• Set task: Find the lines that contain the word "pouvez" and copy each one.

• Exercise inputs:
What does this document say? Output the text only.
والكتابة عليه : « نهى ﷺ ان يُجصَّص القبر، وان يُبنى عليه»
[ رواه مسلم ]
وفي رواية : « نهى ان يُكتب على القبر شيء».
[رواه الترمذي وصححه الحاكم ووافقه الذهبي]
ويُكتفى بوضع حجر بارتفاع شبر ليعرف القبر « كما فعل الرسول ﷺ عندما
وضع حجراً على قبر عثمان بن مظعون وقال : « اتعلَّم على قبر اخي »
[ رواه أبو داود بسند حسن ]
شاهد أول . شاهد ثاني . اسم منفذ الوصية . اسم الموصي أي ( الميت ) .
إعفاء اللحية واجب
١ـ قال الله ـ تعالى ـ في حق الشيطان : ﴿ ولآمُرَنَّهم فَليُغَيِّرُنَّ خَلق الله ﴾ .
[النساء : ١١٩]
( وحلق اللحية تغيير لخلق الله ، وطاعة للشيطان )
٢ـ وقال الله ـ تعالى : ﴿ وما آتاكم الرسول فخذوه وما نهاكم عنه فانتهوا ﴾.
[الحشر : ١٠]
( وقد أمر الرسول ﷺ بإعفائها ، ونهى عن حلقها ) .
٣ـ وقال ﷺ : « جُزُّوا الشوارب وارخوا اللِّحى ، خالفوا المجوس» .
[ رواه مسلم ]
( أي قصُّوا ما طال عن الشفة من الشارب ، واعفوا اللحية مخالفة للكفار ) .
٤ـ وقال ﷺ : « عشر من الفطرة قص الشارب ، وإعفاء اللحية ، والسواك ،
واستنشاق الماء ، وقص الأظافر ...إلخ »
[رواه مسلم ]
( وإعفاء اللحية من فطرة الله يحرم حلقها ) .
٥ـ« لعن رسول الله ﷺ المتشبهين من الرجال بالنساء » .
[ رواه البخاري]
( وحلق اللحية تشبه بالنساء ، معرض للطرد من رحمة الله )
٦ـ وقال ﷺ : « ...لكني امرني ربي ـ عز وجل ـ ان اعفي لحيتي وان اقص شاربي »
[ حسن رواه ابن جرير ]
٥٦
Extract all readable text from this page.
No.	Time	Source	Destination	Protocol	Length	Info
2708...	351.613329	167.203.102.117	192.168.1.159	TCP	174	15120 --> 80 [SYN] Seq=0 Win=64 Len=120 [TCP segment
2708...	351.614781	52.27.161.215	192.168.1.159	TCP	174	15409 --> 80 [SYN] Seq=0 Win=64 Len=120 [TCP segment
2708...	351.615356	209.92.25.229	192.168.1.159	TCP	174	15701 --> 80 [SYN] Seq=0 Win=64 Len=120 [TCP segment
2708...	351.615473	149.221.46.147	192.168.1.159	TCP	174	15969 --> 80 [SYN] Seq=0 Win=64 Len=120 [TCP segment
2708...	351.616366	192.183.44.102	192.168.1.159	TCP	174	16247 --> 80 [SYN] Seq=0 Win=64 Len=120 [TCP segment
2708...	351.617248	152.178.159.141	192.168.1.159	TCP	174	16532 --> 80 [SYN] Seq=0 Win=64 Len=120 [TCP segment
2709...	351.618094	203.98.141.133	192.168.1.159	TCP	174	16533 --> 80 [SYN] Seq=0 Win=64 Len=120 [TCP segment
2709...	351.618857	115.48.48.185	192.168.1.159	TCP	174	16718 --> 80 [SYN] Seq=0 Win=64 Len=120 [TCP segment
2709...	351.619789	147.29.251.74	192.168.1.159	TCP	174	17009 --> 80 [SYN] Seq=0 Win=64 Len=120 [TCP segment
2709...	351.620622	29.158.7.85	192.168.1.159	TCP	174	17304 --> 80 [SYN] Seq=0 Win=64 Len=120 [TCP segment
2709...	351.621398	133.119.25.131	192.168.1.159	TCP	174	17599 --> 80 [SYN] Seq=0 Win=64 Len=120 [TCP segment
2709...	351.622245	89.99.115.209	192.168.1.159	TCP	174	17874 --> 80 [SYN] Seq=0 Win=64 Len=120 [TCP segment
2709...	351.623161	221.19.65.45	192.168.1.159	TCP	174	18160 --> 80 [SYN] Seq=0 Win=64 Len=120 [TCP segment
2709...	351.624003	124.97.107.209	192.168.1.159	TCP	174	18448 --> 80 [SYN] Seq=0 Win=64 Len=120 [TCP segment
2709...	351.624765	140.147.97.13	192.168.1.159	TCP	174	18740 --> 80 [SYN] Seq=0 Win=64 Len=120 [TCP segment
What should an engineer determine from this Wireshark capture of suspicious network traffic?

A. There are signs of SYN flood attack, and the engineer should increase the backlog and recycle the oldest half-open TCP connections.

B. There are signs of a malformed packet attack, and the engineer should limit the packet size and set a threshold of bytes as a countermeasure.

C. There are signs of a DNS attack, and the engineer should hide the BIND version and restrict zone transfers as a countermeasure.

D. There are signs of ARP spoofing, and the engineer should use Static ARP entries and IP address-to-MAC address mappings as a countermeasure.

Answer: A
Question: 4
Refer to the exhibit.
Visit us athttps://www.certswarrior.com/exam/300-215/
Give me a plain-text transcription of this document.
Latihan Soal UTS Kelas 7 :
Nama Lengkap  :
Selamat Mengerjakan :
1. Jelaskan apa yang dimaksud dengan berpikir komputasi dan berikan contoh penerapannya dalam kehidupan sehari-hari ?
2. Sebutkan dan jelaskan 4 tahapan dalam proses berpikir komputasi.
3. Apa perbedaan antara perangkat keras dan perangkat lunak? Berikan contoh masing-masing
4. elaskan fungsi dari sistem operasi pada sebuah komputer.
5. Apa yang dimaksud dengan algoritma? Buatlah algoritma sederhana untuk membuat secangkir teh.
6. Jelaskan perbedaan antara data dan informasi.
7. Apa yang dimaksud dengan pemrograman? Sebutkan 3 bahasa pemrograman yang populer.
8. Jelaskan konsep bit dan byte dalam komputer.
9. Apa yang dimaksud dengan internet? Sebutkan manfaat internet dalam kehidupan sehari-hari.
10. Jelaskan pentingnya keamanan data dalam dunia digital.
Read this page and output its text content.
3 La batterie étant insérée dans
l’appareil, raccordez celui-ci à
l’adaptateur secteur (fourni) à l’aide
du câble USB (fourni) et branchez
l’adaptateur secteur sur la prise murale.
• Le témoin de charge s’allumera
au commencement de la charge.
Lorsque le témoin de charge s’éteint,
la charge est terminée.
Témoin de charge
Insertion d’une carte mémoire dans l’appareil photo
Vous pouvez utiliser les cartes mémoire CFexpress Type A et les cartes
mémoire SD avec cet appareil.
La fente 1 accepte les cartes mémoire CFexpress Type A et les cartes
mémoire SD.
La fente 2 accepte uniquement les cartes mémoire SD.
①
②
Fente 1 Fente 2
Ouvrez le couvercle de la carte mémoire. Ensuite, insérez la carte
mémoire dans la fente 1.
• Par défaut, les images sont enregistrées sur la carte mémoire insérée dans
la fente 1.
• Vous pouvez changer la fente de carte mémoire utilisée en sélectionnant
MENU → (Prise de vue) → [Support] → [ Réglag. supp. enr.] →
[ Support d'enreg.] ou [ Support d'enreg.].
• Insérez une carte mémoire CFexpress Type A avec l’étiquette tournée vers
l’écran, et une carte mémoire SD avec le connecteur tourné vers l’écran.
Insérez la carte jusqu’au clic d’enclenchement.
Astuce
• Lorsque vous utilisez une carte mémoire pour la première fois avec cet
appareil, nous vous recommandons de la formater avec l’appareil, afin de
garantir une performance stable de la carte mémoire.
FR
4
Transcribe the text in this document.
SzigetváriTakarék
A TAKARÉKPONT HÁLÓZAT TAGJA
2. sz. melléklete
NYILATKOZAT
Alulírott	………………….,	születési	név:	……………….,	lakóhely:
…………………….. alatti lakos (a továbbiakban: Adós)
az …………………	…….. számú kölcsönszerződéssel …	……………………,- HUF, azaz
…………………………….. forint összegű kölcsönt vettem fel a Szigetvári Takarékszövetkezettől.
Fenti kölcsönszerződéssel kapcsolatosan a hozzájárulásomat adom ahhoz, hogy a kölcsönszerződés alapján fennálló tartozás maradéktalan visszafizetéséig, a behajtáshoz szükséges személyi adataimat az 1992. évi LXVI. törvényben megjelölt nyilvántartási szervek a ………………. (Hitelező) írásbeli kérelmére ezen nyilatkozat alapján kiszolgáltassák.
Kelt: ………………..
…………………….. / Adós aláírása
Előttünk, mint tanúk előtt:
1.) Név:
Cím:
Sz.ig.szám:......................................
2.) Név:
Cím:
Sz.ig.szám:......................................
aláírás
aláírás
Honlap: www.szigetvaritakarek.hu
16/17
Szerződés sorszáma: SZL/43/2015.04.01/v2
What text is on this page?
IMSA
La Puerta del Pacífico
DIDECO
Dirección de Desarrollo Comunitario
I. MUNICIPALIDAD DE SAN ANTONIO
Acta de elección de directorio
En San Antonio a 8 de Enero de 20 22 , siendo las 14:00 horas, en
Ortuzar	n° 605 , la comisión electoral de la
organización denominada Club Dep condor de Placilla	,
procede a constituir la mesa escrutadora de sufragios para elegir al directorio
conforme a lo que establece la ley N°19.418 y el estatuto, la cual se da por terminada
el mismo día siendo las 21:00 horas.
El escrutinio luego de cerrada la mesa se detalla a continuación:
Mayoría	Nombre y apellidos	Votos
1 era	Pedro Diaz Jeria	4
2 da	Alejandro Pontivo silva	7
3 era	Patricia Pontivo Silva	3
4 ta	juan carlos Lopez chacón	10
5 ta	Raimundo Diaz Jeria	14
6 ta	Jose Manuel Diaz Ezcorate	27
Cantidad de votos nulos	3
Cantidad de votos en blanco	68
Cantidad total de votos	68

• Reply:
Vous pouvez utiliser les cartes mémoire CFexpress Type A et les cartes
• Vous pouvez changer la fente de carte mémoire utilisée en sélectionnant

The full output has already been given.